Problem to work on → Where a line holds "расчёте", copy it.

Data for this task →
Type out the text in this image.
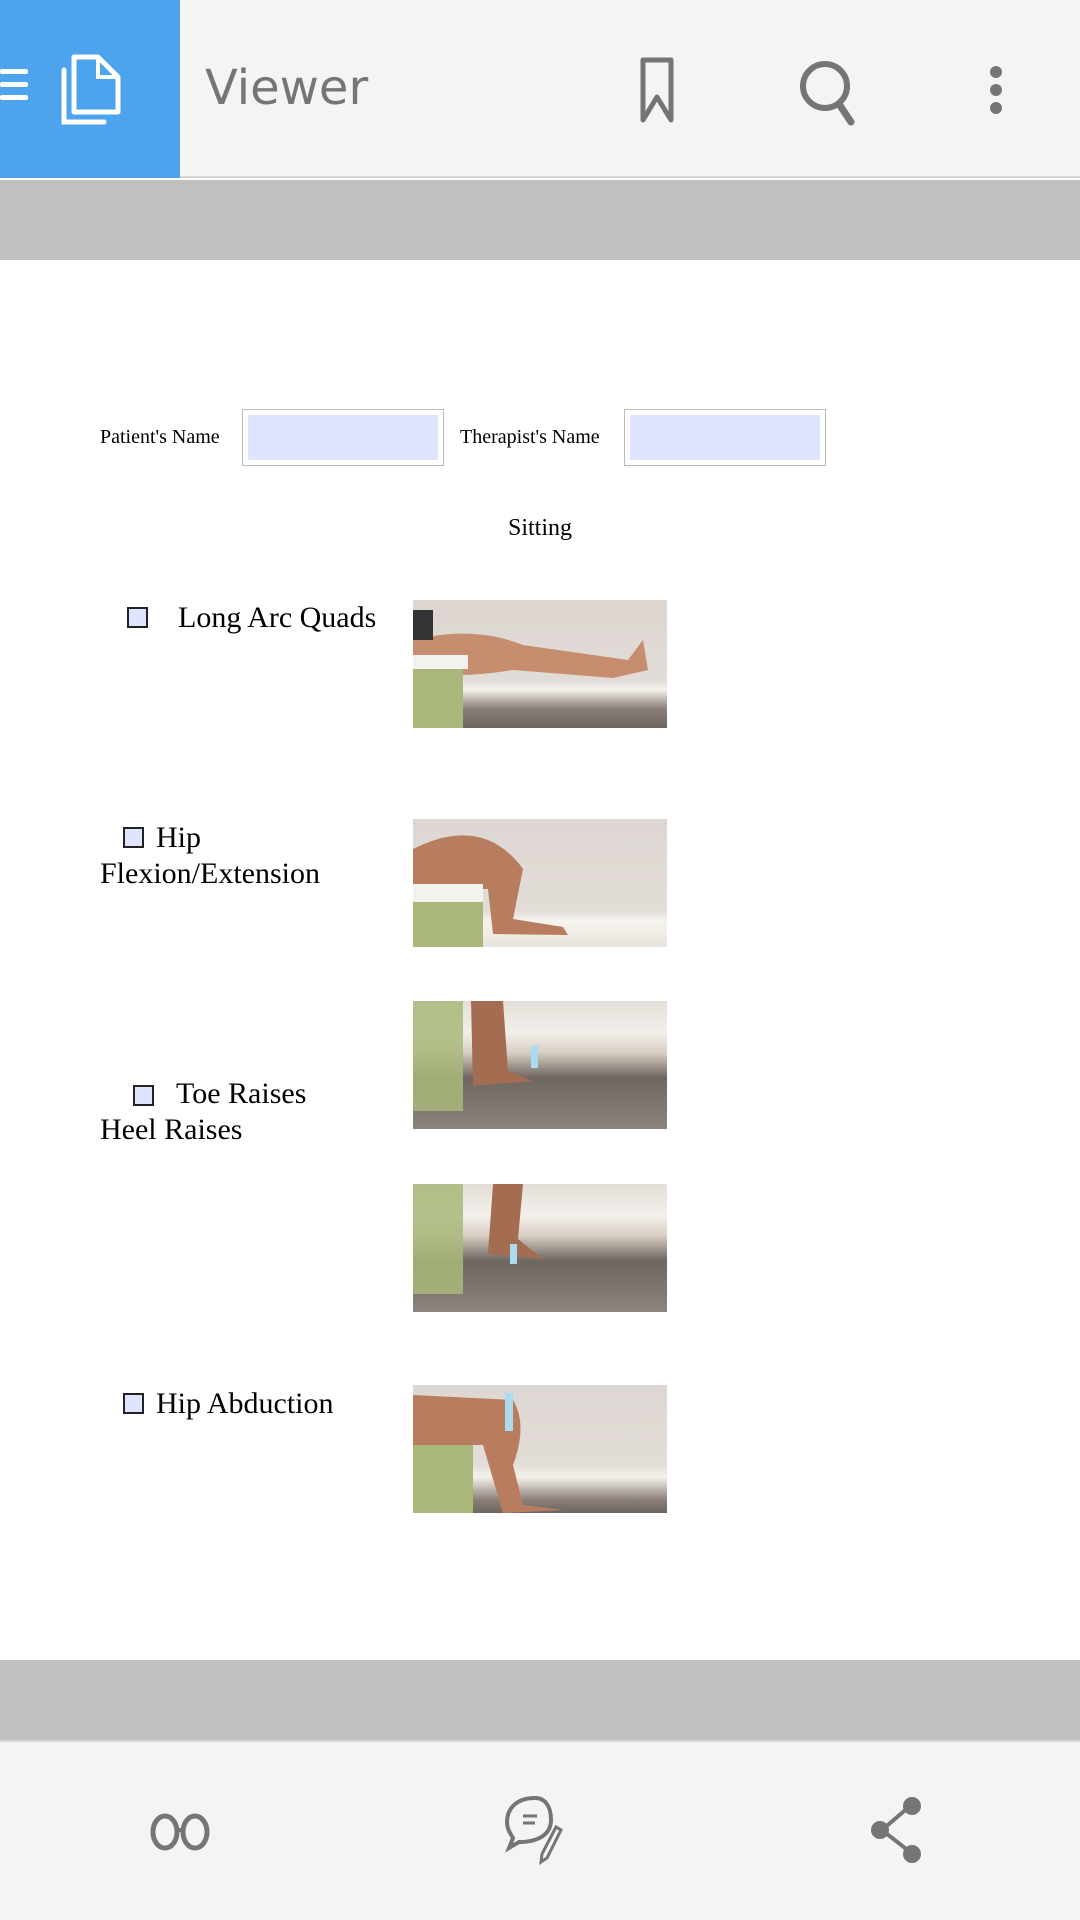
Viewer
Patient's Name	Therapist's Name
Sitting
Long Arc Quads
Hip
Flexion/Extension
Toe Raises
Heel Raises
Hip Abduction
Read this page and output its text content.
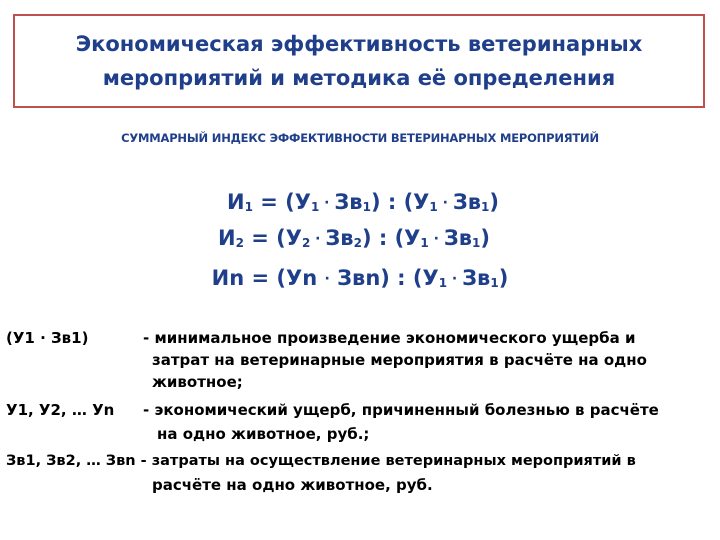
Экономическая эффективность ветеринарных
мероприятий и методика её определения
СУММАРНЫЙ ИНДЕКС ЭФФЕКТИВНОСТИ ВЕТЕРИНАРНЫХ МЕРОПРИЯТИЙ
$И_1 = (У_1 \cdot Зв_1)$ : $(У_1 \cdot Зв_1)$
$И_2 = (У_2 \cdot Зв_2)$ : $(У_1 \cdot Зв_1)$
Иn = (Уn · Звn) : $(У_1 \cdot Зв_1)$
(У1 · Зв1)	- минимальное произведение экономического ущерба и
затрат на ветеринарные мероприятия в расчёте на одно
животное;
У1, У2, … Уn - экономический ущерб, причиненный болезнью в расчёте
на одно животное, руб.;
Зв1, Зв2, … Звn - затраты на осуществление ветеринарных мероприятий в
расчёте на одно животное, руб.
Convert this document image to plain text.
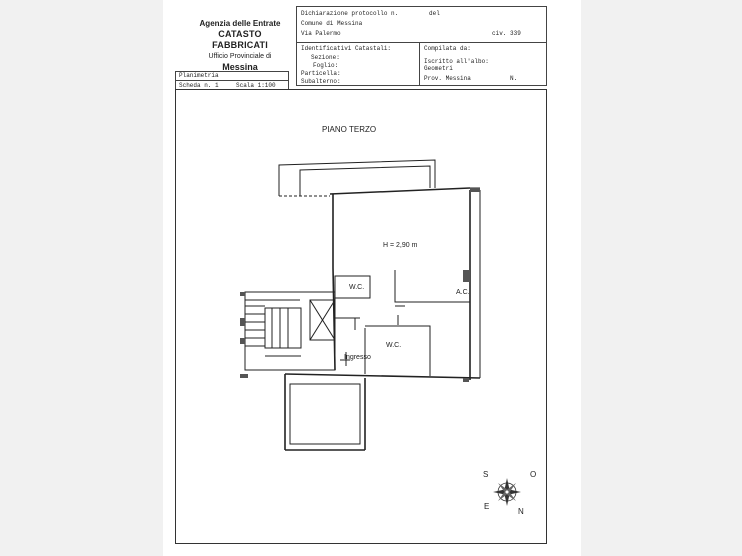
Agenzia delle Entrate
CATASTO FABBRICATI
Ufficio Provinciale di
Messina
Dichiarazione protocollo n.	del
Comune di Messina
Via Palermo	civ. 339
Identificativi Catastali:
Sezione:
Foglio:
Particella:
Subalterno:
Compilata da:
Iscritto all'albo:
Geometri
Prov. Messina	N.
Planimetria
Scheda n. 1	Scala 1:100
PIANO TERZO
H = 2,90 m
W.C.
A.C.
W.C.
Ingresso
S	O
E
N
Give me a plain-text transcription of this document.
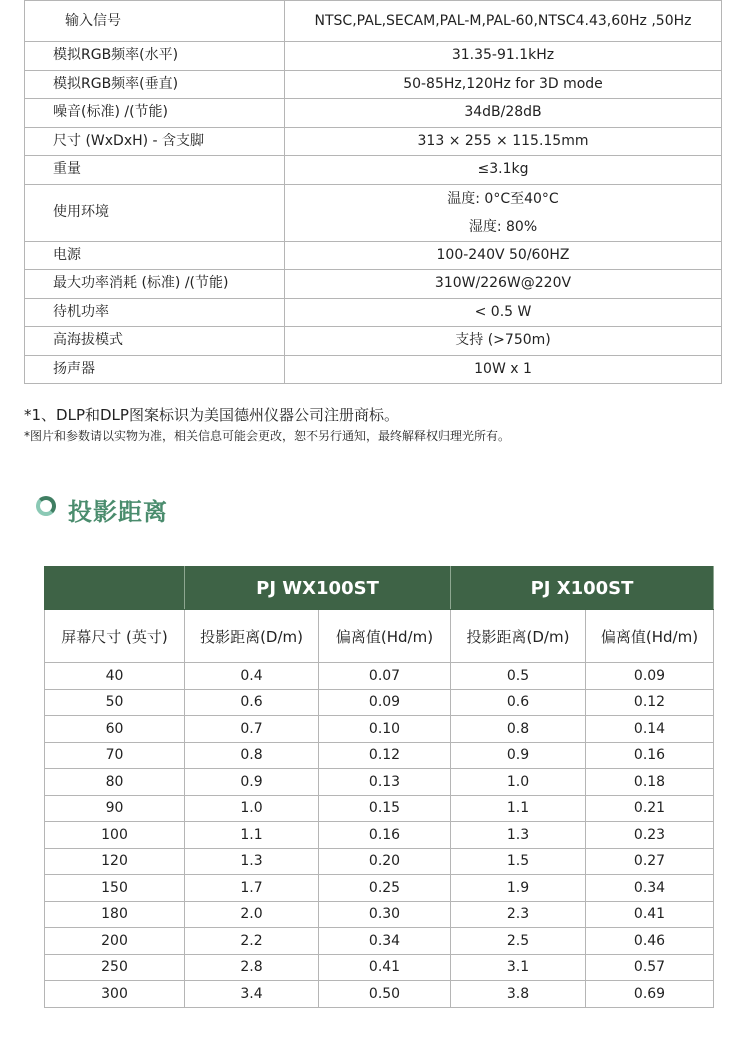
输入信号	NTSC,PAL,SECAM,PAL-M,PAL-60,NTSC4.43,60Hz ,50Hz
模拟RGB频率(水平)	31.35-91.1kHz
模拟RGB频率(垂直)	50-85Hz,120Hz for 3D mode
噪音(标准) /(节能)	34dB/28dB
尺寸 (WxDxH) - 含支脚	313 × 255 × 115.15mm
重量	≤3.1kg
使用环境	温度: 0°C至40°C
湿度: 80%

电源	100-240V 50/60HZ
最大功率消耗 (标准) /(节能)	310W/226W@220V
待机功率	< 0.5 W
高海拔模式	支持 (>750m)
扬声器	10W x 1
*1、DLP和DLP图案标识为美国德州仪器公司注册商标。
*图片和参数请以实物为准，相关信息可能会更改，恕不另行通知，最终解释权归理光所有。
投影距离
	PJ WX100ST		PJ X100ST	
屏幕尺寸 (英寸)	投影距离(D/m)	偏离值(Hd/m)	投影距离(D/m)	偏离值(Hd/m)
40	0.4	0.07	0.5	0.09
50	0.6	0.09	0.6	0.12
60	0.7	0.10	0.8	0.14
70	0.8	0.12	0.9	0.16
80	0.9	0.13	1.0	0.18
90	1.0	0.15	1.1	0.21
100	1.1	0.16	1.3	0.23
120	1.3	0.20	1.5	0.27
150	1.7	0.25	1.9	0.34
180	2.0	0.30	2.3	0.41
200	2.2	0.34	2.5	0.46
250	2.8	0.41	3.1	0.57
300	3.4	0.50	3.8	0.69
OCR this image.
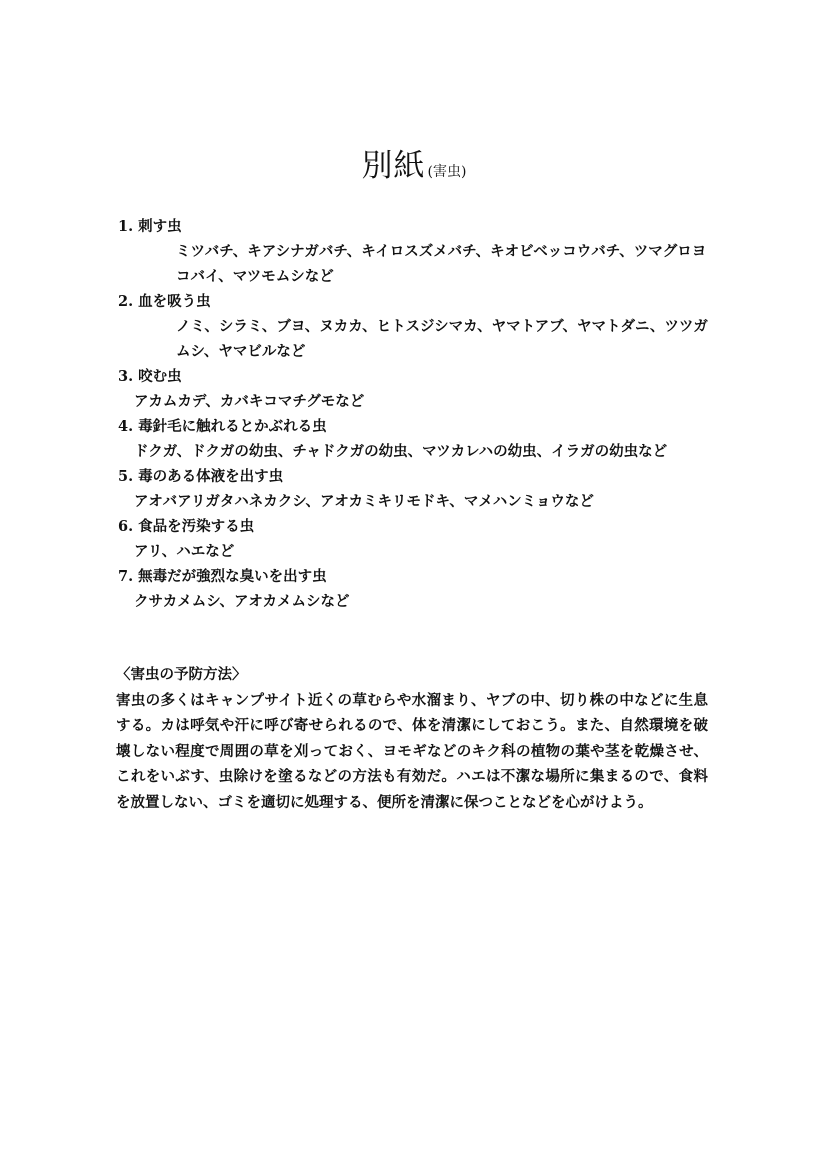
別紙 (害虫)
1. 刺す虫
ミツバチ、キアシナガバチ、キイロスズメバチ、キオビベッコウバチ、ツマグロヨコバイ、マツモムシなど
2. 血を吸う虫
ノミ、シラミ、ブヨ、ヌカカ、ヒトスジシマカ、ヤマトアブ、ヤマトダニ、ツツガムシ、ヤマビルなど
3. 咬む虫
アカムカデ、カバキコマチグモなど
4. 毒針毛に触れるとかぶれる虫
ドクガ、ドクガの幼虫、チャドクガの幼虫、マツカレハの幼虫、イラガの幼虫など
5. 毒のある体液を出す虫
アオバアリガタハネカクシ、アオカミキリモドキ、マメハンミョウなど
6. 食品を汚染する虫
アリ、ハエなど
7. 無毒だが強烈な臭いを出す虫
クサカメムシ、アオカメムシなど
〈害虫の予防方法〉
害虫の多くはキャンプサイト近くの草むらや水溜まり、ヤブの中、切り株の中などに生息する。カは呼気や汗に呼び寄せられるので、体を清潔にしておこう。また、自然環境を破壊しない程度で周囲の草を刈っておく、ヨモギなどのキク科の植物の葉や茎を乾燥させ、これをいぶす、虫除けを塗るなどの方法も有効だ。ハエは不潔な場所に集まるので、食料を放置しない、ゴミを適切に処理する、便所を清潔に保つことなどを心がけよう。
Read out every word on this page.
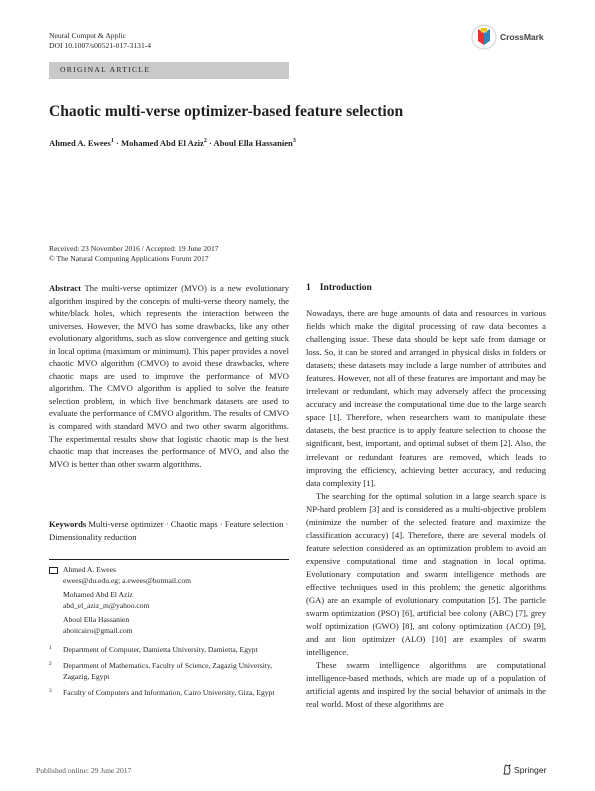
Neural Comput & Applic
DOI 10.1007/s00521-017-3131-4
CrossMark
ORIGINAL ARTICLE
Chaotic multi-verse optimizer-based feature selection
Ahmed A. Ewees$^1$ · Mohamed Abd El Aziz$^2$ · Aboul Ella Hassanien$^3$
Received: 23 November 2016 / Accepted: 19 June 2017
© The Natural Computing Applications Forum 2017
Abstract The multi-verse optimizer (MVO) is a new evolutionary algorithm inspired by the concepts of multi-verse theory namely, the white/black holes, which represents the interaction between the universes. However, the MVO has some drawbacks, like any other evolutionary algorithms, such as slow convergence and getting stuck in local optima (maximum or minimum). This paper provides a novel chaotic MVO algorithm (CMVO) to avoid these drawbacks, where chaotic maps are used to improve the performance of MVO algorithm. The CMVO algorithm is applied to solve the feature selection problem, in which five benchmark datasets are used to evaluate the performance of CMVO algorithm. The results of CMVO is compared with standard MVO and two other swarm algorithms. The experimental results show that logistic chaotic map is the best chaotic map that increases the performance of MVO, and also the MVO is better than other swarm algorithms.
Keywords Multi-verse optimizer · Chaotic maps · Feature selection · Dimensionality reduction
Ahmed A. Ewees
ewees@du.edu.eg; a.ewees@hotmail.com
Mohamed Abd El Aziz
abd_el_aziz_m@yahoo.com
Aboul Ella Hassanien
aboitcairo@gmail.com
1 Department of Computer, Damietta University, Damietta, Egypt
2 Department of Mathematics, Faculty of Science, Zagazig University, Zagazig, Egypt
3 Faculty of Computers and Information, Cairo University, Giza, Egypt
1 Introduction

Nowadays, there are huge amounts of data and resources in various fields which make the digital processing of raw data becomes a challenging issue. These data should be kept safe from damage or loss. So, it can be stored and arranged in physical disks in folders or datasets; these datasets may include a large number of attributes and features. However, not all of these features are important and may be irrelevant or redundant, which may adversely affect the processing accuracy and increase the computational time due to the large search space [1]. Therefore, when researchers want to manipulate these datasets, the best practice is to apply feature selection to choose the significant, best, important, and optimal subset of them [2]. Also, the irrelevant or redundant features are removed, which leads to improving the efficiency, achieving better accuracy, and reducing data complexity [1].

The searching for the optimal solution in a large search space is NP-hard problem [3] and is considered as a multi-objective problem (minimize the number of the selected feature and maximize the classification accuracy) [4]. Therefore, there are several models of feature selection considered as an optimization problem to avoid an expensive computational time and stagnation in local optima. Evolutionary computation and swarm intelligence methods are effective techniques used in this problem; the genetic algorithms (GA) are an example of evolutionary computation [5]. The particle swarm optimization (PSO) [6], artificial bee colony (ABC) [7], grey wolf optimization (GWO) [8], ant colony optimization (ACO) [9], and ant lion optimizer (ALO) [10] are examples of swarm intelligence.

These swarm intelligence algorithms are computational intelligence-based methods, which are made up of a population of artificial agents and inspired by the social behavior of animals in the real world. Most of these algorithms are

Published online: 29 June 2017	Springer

Exercise response →
затрат на ветеринарные мероприятия в расчёте на одно
У1, У2, … Уn - экономический ущерб, причиненный болезнью в расчёте
расчёте на одно животное, руб.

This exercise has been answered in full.